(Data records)
○ ○ ○ ○
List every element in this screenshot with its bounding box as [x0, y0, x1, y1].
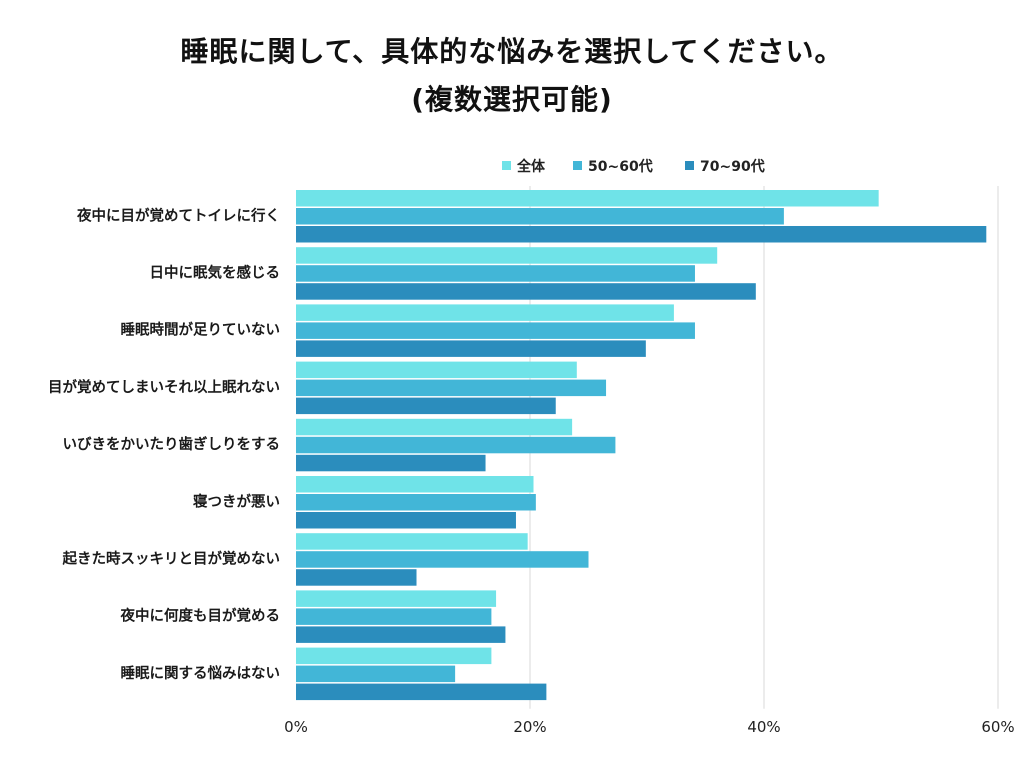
x-tick-label: 0%	[284, 718, 308, 736]
bar-1-5	[296, 418, 573, 436]
bar-2-2	[296, 265, 695, 282]
legend-swatch	[685, 161, 694, 170]
bar-3-1	[296, 226, 987, 243]
bar-2-7	[296, 551, 589, 568]
bar-2-3	[296, 322, 695, 339]
legend-swatch	[573, 161, 582, 170]
bar-1-7	[296, 533, 528, 550]
bar-1-4	[296, 361, 577, 379]
bar-1-6	[296, 476, 534, 493]
legend: 全体 50~60代 70~90代	[502, 158, 765, 175]
x-tick-label: 40%	[747, 718, 780, 736]
bar-1-8	[296, 590, 497, 607]
category-label: 起きた時スッキリと目が覚めない	[62, 549, 281, 567]
x-tick-label: 60%	[981, 718, 1014, 736]
bar-2-1	[296, 208, 784, 225]
bar-1-3	[296, 304, 674, 321]
category-label: 夜中に目が覚めてトイレに行く	[76, 206, 280, 224]
legend-label: 50~60代	[588, 158, 653, 175]
legend-swatch	[502, 161, 511, 170]
x-tick-label: 20%	[513, 718, 546, 736]
bar-3-8	[296, 626, 506, 643]
legend-label: 70~90代	[700, 158, 765, 175]
category-label: 寝つきが悪い	[193, 492, 280, 510]
bar-2-9	[296, 665, 456, 683]
bar-2-8	[296, 608, 492, 625]
category-label: 目が覚めてしまいそれ以上眠れない	[48, 378, 280, 396]
bar-3-3	[296, 340, 646, 357]
bar-1-1	[296, 190, 879, 207]
category-label: いびきをかいたり歯ぎしりをする	[63, 435, 281, 453]
x-axis-ticks: 0% 20% 40% 60%	[284, 718, 1015, 736]
bar-3-6	[296, 512, 516, 529]
chart-title-line-1: 睡眠に関して、具体的な悩みを選択してください。	[180, 35, 844, 68]
category-label: 睡眠時間が足りていない	[121, 321, 281, 339]
bar-3-4	[296, 397, 556, 415]
category-label: 睡眠に関する悩みはない	[121, 664, 281, 682]
bars	[296, 190, 987, 701]
bar-1-2	[296, 247, 718, 264]
bar-3-5	[296, 454, 486, 472]
legend-label: 全体	[516, 158, 546, 175]
category-labels: 夜中に目が覚めてトイレに行く日中に眠気を感じる睡眠時間が足りていない目が覚めてし…	[48, 206, 280, 682]
bar-2-4	[296, 379, 607, 397]
bar-3-9	[296, 683, 547, 701]
bar-3-7	[296, 569, 417, 586]
bar-1-9	[296, 647, 492, 665]
chart-title-line-2: (複数選択可能)	[411, 83, 613, 116]
bar-2-6	[296, 494, 536, 511]
category-label: 日中に眠気を感じる	[150, 263, 281, 281]
bar-2-5	[296, 436, 616, 454]
category-label: 夜中に何度も目が覚める	[120, 607, 281, 625]
bar-3-2	[296, 283, 756, 300]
○ ○ ○ ○
- **INSTRUCTION**: Update every item by changing each instance of "legend-swatch" to "legend-marker", keeping everything else the same. Omit the pictures from your answer.

- **WRITTEN RESPONSE**:
List every element in this screenshot with its bounding box as [x0, y0, x1, y1].
x-tick-label: 0%	[284, 718, 308, 736]
bar-1-5	[296, 418, 573, 436]
bar-2-2	[296, 265, 695, 282]
legend-marker	[685, 161, 694, 170]
bar-3-1	[296, 226, 987, 243]
bar-2-7	[296, 551, 589, 568]
bar-2-3	[296, 322, 695, 339]
legend-marker	[573, 161, 582, 170]
bar-1-7	[296, 533, 528, 550]
bar-1-4	[296, 361, 577, 379]
bar-1-6	[296, 476, 534, 493]
legend: 全体 50~60代 70~90代	[502, 158, 765, 175]
x-tick-label: 40%	[747, 718, 780, 736]
bar-1-8	[296, 590, 497, 607]
category-label: 起きた時スッキリと目が覚めない	[62, 549, 281, 567]
x-tick-label: 60%	[981, 718, 1014, 736]
bar-2-1	[296, 208, 784, 225]
bar-1-3	[296, 304, 674, 321]
category-label: 夜中に目が覚めてトイレに行く	[76, 206, 280, 224]
legend-label: 50~60代	[588, 158, 653, 175]
legend-marker	[502, 161, 511, 170]
x-tick-label: 20%	[513, 718, 546, 736]
bar-3-8	[296, 626, 506, 643]
legend-label: 70~90代	[700, 158, 765, 175]
category-label: 寝つきが悪い	[193, 492, 280, 510]
bar-2-9	[296, 665, 456, 683]
bar-2-8	[296, 608, 492, 625]
category-label: 目が覚めてしまいそれ以上眠れない	[48, 378, 280, 396]
bar-3-3	[296, 340, 646, 357]
bar-1-1	[296, 190, 879, 207]
category-label: いびきをかいたり歯ぎしりをする	[63, 435, 281, 453]
x-axis-ticks: 0% 20% 40% 60%	[284, 718, 1015, 736]
bar-3-6	[296, 512, 516, 529]
chart-title-line-1: 睡眠に関して、具体的な悩みを選択してください。	[180, 35, 844, 68]
category-label: 睡眠時間が足りていない	[121, 321, 281, 339]
bar-3-4	[296, 397, 556, 415]
category-label: 睡眠に関する悩みはない	[121, 664, 281, 682]
bars	[296, 190, 987, 701]
bar-1-2	[296, 247, 718, 264]
bar-3-5	[296, 454, 486, 472]
legend-label: 全体	[516, 158, 546, 175]
category-labels: 夜中に目が覚めてトイレに行く日中に眠気を感じる睡眠時間が足りていない目が覚めてし…	[48, 206, 280, 682]
bar-2-4	[296, 379, 607, 397]
bar-3-9	[296, 683, 547, 701]
bar-3-7	[296, 569, 417, 586]
bar-1-9	[296, 647, 492, 665]
chart-title-line-2: (複数選択可能)	[411, 83, 613, 116]
bar-2-6	[296, 494, 536, 511]
category-label: 日中に眠気を感じる	[150, 263, 281, 281]
bar-2-5	[296, 436, 616, 454]
category-label: 夜中に何度も目が覚める	[120, 607, 281, 625]
bar-3-2	[296, 283, 756, 300]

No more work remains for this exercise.